(RECORDS TO USE)
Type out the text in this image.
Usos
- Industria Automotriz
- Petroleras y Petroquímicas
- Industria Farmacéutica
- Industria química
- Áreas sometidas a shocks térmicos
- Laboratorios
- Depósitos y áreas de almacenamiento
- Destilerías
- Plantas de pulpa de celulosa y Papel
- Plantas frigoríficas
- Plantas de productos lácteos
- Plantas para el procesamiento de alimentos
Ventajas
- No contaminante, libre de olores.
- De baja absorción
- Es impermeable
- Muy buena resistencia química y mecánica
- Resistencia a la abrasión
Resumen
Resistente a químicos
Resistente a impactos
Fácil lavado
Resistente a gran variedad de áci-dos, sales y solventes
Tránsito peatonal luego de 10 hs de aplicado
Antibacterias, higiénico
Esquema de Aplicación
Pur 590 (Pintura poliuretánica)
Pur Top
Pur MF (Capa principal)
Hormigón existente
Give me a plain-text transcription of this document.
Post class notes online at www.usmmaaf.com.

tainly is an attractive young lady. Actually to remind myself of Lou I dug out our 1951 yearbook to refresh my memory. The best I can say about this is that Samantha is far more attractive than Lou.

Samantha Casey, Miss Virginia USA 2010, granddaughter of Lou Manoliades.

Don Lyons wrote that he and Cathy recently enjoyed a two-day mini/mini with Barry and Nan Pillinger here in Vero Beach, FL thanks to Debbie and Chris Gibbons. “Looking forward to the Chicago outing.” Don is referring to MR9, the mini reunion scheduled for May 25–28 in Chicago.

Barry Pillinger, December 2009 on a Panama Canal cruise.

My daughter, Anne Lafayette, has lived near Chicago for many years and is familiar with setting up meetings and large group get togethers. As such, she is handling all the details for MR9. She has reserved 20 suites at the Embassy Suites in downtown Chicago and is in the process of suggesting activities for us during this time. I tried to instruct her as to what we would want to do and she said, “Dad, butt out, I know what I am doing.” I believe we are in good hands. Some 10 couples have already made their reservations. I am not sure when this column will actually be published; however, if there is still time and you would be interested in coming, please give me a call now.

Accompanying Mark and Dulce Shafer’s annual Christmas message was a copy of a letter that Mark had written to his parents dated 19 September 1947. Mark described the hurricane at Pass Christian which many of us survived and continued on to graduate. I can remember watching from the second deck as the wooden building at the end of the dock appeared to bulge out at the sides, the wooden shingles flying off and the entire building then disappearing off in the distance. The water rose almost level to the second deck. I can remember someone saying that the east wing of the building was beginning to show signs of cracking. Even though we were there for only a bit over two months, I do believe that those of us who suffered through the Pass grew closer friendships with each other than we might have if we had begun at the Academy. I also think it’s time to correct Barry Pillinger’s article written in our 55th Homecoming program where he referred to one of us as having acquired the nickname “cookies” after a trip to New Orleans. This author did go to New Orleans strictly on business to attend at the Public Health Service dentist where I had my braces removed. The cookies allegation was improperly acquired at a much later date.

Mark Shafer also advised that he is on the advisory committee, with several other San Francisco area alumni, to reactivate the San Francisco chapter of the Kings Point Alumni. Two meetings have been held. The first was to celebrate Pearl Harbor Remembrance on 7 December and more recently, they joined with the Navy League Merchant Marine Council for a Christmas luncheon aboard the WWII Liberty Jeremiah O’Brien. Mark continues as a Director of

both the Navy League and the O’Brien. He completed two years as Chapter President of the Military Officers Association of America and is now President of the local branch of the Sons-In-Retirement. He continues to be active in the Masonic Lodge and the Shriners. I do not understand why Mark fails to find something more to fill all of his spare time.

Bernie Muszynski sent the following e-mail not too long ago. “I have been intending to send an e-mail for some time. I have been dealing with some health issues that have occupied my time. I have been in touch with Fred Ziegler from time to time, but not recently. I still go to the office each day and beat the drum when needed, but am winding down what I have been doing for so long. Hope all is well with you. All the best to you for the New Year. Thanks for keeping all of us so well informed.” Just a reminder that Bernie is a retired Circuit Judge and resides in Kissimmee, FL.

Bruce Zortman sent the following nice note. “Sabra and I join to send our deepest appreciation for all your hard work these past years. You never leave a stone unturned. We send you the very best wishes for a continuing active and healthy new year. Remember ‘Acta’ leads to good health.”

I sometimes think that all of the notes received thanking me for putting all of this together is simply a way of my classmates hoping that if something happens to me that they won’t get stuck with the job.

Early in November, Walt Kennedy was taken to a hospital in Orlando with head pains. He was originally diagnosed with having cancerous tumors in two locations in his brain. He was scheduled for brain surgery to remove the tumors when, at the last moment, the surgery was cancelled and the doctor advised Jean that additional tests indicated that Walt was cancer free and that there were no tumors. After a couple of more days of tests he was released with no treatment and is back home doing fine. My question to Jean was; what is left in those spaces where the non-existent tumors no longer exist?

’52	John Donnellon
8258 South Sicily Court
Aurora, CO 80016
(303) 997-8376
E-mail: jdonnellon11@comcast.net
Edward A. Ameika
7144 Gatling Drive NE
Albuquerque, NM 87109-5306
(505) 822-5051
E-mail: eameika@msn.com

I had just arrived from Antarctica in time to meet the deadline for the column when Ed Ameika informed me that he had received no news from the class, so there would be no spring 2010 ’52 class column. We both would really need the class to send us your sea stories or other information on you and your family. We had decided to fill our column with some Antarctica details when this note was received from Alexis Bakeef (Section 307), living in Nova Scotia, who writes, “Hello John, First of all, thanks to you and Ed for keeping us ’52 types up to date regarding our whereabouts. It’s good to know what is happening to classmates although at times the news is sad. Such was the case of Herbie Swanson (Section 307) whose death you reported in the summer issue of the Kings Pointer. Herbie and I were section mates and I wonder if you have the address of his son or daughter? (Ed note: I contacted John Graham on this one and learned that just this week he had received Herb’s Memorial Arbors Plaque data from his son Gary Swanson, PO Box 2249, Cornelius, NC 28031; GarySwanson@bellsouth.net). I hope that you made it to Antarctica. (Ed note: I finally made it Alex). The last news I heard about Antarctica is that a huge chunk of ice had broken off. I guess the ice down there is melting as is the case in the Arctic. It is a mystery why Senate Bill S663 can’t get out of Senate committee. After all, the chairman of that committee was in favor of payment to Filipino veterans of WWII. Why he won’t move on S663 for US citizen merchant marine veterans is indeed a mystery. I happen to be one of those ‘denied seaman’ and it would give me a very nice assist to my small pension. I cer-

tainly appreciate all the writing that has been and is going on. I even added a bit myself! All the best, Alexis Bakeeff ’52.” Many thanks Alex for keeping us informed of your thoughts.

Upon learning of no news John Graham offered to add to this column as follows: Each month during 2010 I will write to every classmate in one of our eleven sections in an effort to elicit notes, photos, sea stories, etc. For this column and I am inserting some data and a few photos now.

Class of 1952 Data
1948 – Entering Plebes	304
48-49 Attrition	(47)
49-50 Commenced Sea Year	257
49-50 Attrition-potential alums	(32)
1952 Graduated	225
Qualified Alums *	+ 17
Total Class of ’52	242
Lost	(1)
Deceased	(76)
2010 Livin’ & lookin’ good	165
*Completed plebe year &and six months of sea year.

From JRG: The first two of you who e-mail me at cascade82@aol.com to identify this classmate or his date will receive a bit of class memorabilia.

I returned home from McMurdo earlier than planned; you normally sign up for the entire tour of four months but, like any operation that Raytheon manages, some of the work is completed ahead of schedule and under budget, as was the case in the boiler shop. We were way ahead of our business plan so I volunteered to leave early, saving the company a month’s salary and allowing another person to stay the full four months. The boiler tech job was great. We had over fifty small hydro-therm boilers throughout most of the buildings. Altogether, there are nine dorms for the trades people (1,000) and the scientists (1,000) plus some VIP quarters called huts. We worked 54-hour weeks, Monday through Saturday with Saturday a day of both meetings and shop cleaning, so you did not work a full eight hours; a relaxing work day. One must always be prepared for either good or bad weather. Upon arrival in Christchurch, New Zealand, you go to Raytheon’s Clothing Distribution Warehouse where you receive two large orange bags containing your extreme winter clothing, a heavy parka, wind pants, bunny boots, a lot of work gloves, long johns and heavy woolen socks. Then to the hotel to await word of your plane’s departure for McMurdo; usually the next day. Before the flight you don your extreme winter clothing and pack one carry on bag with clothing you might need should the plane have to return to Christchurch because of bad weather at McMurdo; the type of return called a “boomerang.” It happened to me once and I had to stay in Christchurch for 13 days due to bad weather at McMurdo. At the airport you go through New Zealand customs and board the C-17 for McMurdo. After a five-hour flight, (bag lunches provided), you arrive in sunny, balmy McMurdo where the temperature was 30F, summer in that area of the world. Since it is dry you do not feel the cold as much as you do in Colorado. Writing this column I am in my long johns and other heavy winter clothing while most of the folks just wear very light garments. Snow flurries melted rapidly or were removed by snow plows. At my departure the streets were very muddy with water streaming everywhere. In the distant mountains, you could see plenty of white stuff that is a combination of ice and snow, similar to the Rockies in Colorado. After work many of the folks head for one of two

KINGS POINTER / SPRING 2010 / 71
(End RECORDS TO USE)
- REQUIREMENT
Where a line in the records above includes the string "Navy", show it.

- YOUR SOLUTION
Mark Shafer also advised that he is on the advisory committee, with several other San Francisco area alumni, to reactivate the San Francisco chapter of the Kings Point Alumni. Two meetings have been held. The first was to celebrate Pearl Harbor Remembrance on 7 December and more recently, they joined with the Navy League Merchant Marine Council for a Christmas luncheon aboard the WWII Liberty Jeremiah O’Brien. Mark continues as a Director of
both the Navy League and the O’Brien. He completed two years as Chapter President of the Military Officers Association of America and is now President of the local branch of the Sons-In-Retirement. He continues to be active in the Masonic Lodge and the Shriners. I do not understand why Mark fails to find something more to fill all of his spare time.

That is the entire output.